Repeat every record exactly, but keep images out of the copy.

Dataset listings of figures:
++++++++++++++++++++

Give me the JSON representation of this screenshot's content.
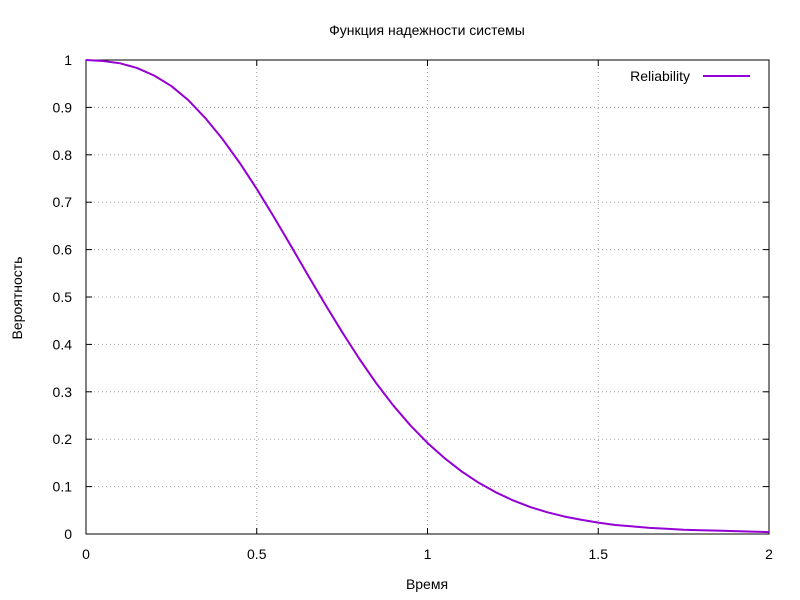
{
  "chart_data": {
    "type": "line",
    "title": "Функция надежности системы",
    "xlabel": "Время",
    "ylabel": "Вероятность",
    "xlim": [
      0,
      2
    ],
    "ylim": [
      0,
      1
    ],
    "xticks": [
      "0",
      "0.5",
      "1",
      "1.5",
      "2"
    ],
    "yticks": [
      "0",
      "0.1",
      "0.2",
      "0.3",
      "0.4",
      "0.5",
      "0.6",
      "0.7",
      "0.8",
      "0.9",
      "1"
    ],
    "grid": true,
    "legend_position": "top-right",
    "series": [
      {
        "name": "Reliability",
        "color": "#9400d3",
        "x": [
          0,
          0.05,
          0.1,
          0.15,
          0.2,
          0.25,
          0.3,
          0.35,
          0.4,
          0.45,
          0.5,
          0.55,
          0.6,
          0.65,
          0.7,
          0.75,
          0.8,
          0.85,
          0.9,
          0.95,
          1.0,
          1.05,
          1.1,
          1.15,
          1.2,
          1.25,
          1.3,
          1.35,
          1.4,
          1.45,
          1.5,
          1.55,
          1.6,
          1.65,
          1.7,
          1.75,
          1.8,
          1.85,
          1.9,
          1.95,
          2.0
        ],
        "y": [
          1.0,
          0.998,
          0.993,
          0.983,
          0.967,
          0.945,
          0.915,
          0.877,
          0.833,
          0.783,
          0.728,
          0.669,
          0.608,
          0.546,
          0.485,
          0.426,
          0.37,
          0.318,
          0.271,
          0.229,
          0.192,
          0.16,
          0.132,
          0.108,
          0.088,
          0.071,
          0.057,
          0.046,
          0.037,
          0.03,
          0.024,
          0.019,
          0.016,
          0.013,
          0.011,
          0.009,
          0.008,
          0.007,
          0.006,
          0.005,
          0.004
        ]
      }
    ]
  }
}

++++++++++++++++++++

Task result
Give me the JSON representation of this screenshot's content.
{
  "chart_data": {
    "type": "line",
    "title": "Функция надежности системы",
    "xlabel": "Время",
    "ylabel": "Вероятность",
    "xlim": [
      0,
      2
    ],
    "ylim": [
      0,
      1
    ],
    "xticks": [
      "0",
      "0.5",
      "1",
      "1.5",
      "2"
    ],
    "yticks": [
      "0",
      "0.1",
      "0.2",
      "0.3",
      "0.4",
      "0.5",
      "0.6",
      "0.7",
      "0.8",
      "0.9",
      "1"
    ],
    "grid": true,
    "legend_position": "top-right",
    "series": [
      {
        "name": "Reliability",
        "color": "#9400d3",
        "x": [
          0,
          0.05,
          0.1,
          0.15,
          0.2,
          0.25,
          0.3,
          0.35,
          0.4,
          0.45,
          0.5,
          0.55,
          0.6,
          0.65,
          0.7,
          0.75,
          0.8,
          0.85,
          0.9,
          0.95,
          1.0,
          1.05,
          1.1,
          1.15,
          1.2,
          1.25,
          1.3,
          1.35,
          1.4,
          1.45,
          1.5,
          1.55,
          1.6,
          1.65,
          1.7,
          1.75,
          1.8,
          1.85,
          1.9,
          1.95,
          2.0
        ],
        "y": [
          1.0,
          0.998,
          0.993,
          0.983,
          0.967,
          0.945,
          0.915,
          0.877,
          0.833,
          0.783,
          0.728,
          0.669,
          0.608,
          0.546,
          0.485,
          0.426,
          0.37,
          0.318,
          0.271,
          0.229,
          0.192,
          0.16,
          0.132,
          0.108,
          0.088,
          0.071,
          0.057,
          0.046,
          0.037,
          0.03,
          0.024,
          0.019,
          0.016,
          0.013,
          0.011,
          0.009,
          0.008,
          0.007,
          0.006,
          0.005,
          0.004
        ]
      }
    ]
  }
}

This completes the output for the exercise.